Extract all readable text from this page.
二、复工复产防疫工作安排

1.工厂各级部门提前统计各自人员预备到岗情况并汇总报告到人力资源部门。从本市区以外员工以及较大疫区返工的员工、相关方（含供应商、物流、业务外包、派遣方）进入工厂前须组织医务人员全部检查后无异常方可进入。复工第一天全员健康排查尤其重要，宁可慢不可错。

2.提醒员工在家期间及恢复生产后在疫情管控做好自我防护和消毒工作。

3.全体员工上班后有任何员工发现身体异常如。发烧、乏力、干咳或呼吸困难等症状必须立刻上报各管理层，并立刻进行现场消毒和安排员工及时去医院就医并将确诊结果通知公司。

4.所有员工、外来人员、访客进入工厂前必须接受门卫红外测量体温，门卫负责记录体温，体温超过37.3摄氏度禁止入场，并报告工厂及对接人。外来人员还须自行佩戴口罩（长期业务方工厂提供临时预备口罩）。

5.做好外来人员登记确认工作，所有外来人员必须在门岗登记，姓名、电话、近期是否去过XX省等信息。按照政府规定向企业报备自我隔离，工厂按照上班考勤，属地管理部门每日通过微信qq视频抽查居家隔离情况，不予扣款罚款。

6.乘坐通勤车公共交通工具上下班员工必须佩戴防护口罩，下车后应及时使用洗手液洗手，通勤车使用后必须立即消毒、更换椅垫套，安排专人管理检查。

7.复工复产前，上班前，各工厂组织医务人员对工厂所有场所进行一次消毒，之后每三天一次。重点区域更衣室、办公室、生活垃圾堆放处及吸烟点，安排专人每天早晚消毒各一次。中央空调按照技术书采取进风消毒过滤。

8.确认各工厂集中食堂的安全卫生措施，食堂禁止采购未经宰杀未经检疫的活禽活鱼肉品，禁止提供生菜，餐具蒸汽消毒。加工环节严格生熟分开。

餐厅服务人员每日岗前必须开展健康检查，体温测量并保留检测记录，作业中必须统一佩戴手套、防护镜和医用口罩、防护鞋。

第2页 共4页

...

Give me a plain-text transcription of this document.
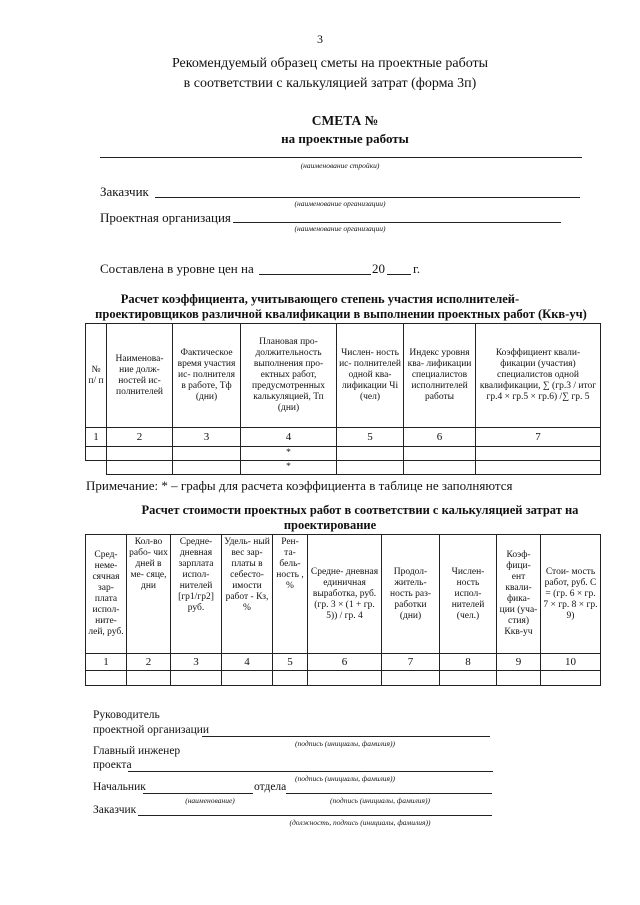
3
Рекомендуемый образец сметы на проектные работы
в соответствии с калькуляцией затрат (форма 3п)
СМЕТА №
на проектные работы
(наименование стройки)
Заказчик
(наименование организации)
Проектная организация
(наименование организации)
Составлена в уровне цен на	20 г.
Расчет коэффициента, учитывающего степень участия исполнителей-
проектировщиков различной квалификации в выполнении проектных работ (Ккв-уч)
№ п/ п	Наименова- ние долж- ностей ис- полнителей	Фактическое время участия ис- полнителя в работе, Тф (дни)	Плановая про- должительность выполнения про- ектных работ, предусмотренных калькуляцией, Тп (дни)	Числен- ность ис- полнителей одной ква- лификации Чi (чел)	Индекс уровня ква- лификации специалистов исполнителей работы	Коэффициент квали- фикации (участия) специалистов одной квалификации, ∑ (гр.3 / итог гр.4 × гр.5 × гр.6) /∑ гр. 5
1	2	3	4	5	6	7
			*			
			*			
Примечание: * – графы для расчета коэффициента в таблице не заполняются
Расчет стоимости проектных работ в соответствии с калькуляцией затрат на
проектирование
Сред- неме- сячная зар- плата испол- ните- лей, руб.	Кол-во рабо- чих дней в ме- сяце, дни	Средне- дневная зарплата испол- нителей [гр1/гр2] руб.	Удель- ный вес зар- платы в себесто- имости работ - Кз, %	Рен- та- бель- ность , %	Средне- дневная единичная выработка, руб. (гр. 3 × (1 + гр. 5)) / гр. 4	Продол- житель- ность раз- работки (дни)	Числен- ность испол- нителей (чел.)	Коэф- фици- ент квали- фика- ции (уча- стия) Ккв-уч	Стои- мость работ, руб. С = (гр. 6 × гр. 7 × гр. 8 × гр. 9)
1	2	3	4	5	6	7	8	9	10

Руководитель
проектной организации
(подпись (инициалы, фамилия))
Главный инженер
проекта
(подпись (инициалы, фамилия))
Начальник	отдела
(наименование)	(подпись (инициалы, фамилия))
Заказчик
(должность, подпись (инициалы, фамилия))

==

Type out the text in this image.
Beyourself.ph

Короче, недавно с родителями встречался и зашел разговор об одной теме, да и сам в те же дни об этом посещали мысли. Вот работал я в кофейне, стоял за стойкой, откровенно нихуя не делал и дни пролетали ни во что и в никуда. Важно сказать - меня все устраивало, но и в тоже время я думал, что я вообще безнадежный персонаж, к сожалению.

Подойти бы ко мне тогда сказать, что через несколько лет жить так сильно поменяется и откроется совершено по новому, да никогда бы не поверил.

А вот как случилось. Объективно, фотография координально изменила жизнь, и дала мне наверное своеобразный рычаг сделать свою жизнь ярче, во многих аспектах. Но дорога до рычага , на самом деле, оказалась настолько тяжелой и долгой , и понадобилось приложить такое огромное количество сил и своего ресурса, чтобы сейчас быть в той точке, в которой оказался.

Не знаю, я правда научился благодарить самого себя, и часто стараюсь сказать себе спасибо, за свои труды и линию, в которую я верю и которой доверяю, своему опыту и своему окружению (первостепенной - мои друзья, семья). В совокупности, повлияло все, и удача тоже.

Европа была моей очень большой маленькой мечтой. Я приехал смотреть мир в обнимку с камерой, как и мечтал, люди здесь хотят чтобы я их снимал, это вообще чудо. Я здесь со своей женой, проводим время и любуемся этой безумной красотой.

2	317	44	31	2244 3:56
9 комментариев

## [Given task]
Locate all lines that include the word "наименование" and copy them out.

## [Exercise result]
(наименование стройки)
(наименование организации)
(наименование организации)
(наименование)	(подпись (инициалы, фамилия))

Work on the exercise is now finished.